(PROBLEM DETAILS)
Extract the full set of records, then give each one again exactly.

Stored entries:

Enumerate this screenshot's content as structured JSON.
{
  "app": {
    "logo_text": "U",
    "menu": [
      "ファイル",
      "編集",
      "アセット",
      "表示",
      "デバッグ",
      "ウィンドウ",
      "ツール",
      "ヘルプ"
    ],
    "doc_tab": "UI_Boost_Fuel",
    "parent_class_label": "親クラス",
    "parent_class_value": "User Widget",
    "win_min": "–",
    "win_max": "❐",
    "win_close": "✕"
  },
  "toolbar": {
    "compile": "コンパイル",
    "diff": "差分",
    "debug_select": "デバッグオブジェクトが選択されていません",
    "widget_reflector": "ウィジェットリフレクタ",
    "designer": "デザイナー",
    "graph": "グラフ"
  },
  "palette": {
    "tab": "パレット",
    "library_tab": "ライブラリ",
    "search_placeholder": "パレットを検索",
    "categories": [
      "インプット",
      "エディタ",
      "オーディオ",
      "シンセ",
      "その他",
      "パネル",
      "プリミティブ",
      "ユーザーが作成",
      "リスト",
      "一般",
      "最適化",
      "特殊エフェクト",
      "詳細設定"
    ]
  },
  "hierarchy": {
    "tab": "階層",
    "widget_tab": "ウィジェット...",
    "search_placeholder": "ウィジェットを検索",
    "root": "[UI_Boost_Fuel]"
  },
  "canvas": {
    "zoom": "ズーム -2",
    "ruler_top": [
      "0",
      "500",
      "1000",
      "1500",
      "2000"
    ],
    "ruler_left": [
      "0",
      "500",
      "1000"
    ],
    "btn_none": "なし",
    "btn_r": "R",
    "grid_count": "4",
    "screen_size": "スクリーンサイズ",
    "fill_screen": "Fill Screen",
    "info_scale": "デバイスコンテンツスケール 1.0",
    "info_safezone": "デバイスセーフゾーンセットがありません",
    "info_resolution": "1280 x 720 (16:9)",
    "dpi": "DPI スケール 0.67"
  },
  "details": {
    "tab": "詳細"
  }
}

(EXERCISE SOLUTION)
Enumerate this screenshot's content as structured JSON.
{
  "app": {
    "logo_text": "U",
    "menu": [
      "ファイル",
      "編集",
      "アセット",
      "表示",
      "デバッグ",
      "ウィンドウ",
      "ツール",
      "ヘルプ"
    ],
    "doc_tab": "UI_Boost_Fuel",
    "parent_class_label": "親クラス",
    "parent_class_value": "User Widget",
    "win_min": "–",
    "win_max": "❐",
    "win_close": "✕"
  },
  "toolbar": {
    "compile": "コンパイル",
    "diff": "差分",
    "debug_select": "デバッグオブジェクトが選択されていません",
    "widget_reflector": "ウィジェットリフレクタ",
    "designer": "デザイナー",
    "graph": "グラフ"
  },
  "palette": {
    "tab": "パレット",
    "library_tab": "ライブラリ",
    "search_placeholder": "パレットを検索",
    "categories": [
      "インプット",
      "エディタ",
      "オーディオ",
      "シンセ",
      "その他",
      "パネル",
      "プリミティブ",
      "ユーザーが作成",
      "リスト",
      "一般",
      "最適化",
      "特殊エフェクト",
      "詳細設定"
    ]
  },
  "hierarchy": {
    "tab": "階層",
    "widget_tab": "ウィジェット...",
    "search_placeholder": "ウィジェットを検索",
    "root": "[UI_Boost_Fuel]"
  },
  "canvas": {
    "zoom": "ズーム -2",
    "ruler_top": [
      "0",
      "500",
      "1000",
      "1500",
      "2000"
    ],
    "ruler_left": [
      "0",
      "500",
      "1000"
    ],
    "btn_none": "なし",
    "btn_r": "R",
    "grid_count": "4",
    "screen_size": "スクリーンサイズ",
    "fill_screen": "Fill Screen",
    "info_scale": "デバイスコンテンツスケール 1.0",
    "info_safezone": "デバイスセーフゾーンセットがありません",
    "info_resolution": "1280 x 720 (16:9)",
    "dpi": "DPI スケール 0.67"
  },
  "details": {
    "tab": "詳細"
  }
}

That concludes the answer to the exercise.